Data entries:
+-------+

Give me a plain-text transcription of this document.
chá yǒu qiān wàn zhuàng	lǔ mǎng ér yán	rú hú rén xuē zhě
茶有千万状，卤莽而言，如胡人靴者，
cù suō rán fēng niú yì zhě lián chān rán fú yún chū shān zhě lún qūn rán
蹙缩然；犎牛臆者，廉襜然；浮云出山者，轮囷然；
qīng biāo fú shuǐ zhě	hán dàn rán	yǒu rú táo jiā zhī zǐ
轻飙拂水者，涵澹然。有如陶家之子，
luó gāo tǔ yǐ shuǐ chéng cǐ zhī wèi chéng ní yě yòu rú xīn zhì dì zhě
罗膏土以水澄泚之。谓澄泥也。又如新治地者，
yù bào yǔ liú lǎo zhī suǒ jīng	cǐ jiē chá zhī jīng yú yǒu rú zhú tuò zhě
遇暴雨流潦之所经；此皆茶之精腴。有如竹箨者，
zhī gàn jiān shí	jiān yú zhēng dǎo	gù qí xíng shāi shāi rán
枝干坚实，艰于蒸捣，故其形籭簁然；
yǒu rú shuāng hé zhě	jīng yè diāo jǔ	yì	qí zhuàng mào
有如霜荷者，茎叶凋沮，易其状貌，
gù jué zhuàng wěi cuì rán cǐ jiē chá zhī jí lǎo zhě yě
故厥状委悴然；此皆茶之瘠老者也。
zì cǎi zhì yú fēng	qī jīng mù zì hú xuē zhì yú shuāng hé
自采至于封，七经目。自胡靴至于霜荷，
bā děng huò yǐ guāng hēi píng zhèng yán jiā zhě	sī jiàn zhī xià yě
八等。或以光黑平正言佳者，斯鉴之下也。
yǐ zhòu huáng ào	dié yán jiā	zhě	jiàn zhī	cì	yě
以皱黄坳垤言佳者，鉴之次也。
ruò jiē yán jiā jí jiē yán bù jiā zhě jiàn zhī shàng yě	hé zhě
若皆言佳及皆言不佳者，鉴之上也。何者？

+-------+

WORK TO DO.
Identify every line holding the word "jiàn" and copy it out.

REPLY.
bā děng huò yǐ guāng hēi píng zhèng yán jiā zhě	sī jiàn zhī xià yě
yǐ zhòu huáng ào	dié yán jiā	zhě	jiàn zhī	cì	yě
ruò jiē yán jiā jí jiē yán bù jiā zhě jiàn zhī shàng yě	hé zhě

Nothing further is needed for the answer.